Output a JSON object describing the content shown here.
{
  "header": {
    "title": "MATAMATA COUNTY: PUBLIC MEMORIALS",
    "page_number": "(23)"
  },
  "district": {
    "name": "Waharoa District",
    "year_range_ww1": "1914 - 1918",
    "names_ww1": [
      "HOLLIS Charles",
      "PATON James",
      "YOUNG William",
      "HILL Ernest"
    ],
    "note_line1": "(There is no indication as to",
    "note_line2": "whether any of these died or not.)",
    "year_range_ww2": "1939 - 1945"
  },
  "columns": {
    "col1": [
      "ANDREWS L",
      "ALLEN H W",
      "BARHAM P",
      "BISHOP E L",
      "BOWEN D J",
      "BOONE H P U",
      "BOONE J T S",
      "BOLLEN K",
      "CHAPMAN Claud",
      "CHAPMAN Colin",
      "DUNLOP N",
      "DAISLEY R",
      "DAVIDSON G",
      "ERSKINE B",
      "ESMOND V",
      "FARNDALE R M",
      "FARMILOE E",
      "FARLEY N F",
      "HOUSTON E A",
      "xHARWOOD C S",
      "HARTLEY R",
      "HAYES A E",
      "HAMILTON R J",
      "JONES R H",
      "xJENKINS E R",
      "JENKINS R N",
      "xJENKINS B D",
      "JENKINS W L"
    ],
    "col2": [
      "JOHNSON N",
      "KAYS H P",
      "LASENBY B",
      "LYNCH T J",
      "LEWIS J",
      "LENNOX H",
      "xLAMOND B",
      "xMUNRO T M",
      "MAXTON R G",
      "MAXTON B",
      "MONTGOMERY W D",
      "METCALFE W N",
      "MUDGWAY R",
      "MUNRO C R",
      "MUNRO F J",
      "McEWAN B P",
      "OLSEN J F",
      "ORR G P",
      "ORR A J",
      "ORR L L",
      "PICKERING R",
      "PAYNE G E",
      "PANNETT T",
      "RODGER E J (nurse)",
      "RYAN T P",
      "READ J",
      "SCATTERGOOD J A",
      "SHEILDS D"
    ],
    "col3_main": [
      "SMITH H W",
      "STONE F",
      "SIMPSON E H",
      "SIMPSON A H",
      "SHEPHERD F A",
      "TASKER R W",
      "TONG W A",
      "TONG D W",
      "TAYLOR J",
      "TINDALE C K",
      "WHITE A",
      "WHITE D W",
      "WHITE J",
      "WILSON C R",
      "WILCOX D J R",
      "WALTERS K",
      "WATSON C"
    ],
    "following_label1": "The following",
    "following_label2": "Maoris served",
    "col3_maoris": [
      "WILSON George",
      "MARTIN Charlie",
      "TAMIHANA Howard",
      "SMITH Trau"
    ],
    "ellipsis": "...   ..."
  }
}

# [Task brief]
Repeat the records above exactly, from the first line to the last.

# [Result of this task]
Output a JSON object describing the content shown here.
{
  "header": {
    "title": "MATAMATA COUNTY: PUBLIC MEMORIALS",
    "page_number": "(23)"
  },
  "district": {
    "name": "Waharoa District",
    "year_range_ww1": "1914 - 1918",
    "names_ww1": [
      "HOLLIS Charles",
      "PATON James",
      "YOUNG William",
      "HILL Ernest"
    ],
    "note_line1": "(There is no indication as to",
    "note_line2": "whether any of these died or not.)",
    "year_range_ww2": "1939 - 1945"
  },
  "columns": {
    "col1": [
      "ANDREWS L",
      "ALLEN H W",
      "BARHAM P",
      "BISHOP E L",
      "BOWEN D J",
      "BOONE H P U",
      "BOONE J T S",
      "BOLLEN K",
      "CHAPMAN Claud",
      "CHAPMAN Colin",
      "DUNLOP N",
      "DAISLEY R",
      "DAVIDSON G",
      "ERSKINE B",
      "ESMOND V",
      "FARNDALE R M",
      "FARMILOE E",
      "FARLEY N F",
      "HOUSTON E A",
      "xHARWOOD C S",
      "HARTLEY R",
      "HAYES A E",
      "HAMILTON R J",
      "JONES R H",
      "xJENKINS E R",
      "JENKINS R N",
      "xJENKINS B D",
      "JENKINS W L"
    ],
    "col2": [
      "JOHNSON N",
      "KAYS H P",
      "LASENBY B",
      "LYNCH T J",
      "LEWIS J",
      "LENNOX H",
      "xLAMOND B",
      "xMUNRO T M",
      "MAXTON R G",
      "MAXTON B",
      "MONTGOMERY W D",
      "METCALFE W N",
      "MUDGWAY R",
      "MUNRO C R",
      "MUNRO F J",
      "McEWAN B P",
      "OLSEN J F",
      "ORR G P",
      "ORR A J",
      "ORR L L",
      "PICKERING R",
      "PAYNE G E",
      "PANNETT T",
      "RODGER E J (nurse)",
      "RYAN T P",
      "READ J",
      "SCATTERGOOD J A",
      "SHEILDS D"
    ],
    "col3_main": [
      "SMITH H W",
      "STONE F",
      "SIMPSON E H",
      "SIMPSON A H",
      "SHEPHERD F A",
      "TASKER R W",
      "TONG W A",
      "TONG D W",
      "TAYLOR J",
      "TINDALE C K",
      "WHITE A",
      "WHITE D W",
      "WHITE J",
      "WILSON C R",
      "WILCOX D J R",
      "WALTERS K",
      "WATSON C"
    ],
    "following_label1": "The following",
    "following_label2": "Maoris served",
    "col3_maoris": [
      "WILSON George",
      "MARTIN Charlie",
      "TAMIHANA Howard",
      "SMITH Trau"
    ],
    "ellipsis": "...   ..."
  }
}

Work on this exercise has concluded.